[Data items]
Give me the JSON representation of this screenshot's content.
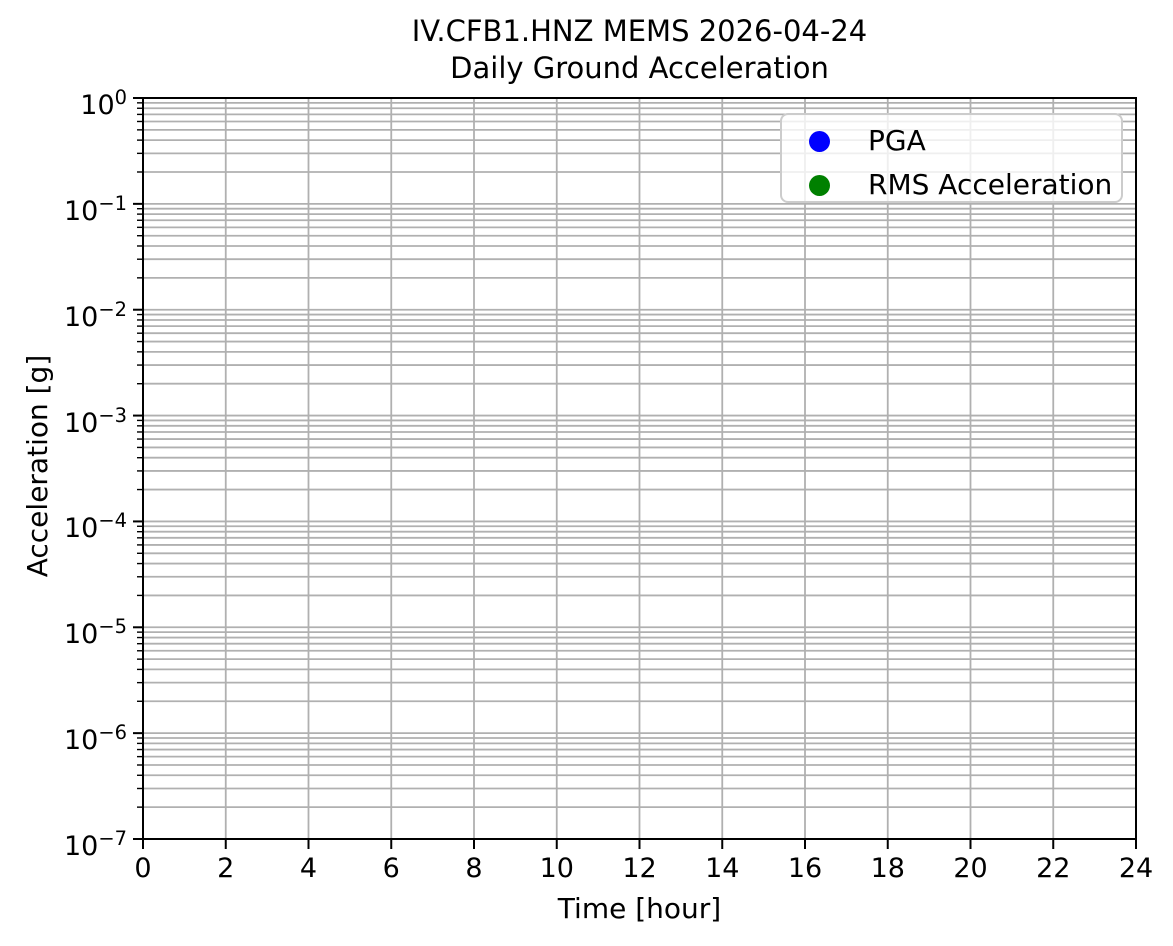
{
  "chart_data": {
    "type": "scatter",
    "title": "IV.CFB1.HNZ MEMS 2026-04-24\nDaily Ground Acceleration",
    "title_lines": [
      "IV.CFB1.HNZ MEMS 2026-04-24",
      "Daily Ground Acceleration"
    ],
    "xlabel": "Time [hour]",
    "ylabel": "Acceleration [g]",
    "xlim": [
      0,
      24
    ],
    "xticks": [
      0,
      2,
      4,
      6,
      8,
      10,
      12,
      14,
      16,
      18,
      20,
      22,
      24
    ],
    "yscale": "log",
    "ylim": [
      1e-07,
      1
    ],
    "ytick_exponents": [
      0,
      -1,
      -2,
      -3,
      -4,
      -5,
      -6,
      -7
    ],
    "grid": {
      "axis": "both",
      "which": "both",
      "color": "#b0b0b0"
    },
    "legend": {
      "position": "upper right",
      "edge_color": "#cccccc",
      "entries": [
        {
          "label": "PGA",
          "color": "#0000ff",
          "marker": "circle"
        },
        {
          "label": "RMS Acceleration",
          "color": "#008000",
          "marker": "circle"
        }
      ]
    },
    "series": [
      {
        "name": "PGA",
        "color": "#0000ff",
        "marker": "circle",
        "x": [],
        "y": []
      },
      {
        "name": "RMS Acceleration",
        "color": "#008000",
        "marker": "circle",
        "x": [],
        "y": []
      }
    ]
  }
}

#### WRITTEN REQUEST:
Write the lines above out again exactly, without any of their pictures.

#### RESPONSE:
Give me the JSON representation of this screenshot's content.
{
  "chart_data": {
    "type": "scatter",
    "title": "IV.CFB1.HNZ MEMS 2026-04-24\nDaily Ground Acceleration",
    "title_lines": [
      "IV.CFB1.HNZ MEMS 2026-04-24",
      "Daily Ground Acceleration"
    ],
    "xlabel": "Time [hour]",
    "ylabel": "Acceleration [g]",
    "xlim": [
      0,
      24
    ],
    "xticks": [
      0,
      2,
      4,
      6,
      8,
      10,
      12,
      14,
      16,
      18,
      20,
      22,
      24
    ],
    "yscale": "log",
    "ylim": [
      1e-07,
      1
    ],
    "ytick_exponents": [
      0,
      -1,
      -2,
      -3,
      -4,
      -5,
      -6,
      -7
    ],
    "grid": {
      "axis": "both",
      "which": "both",
      "color": "#b0b0b0"
    },
    "legend": {
      "position": "upper right",
      "edge_color": "#cccccc",
      "entries": [
        {
          "label": "PGA",
          "color": "#0000ff",
          "marker": "circle"
        },
        {
          "label": "RMS Acceleration",
          "color": "#008000",
          "marker": "circle"
        }
      ]
    },
    "series": [
      {
        "name": "PGA",
        "color": "#0000ff",
        "marker": "circle",
        "x": [],
        "y": []
      },
      {
        "name": "RMS Acceleration",
        "color": "#008000",
        "marker": "circle",
        "x": [],
        "y": []
      }
    ]
  }
}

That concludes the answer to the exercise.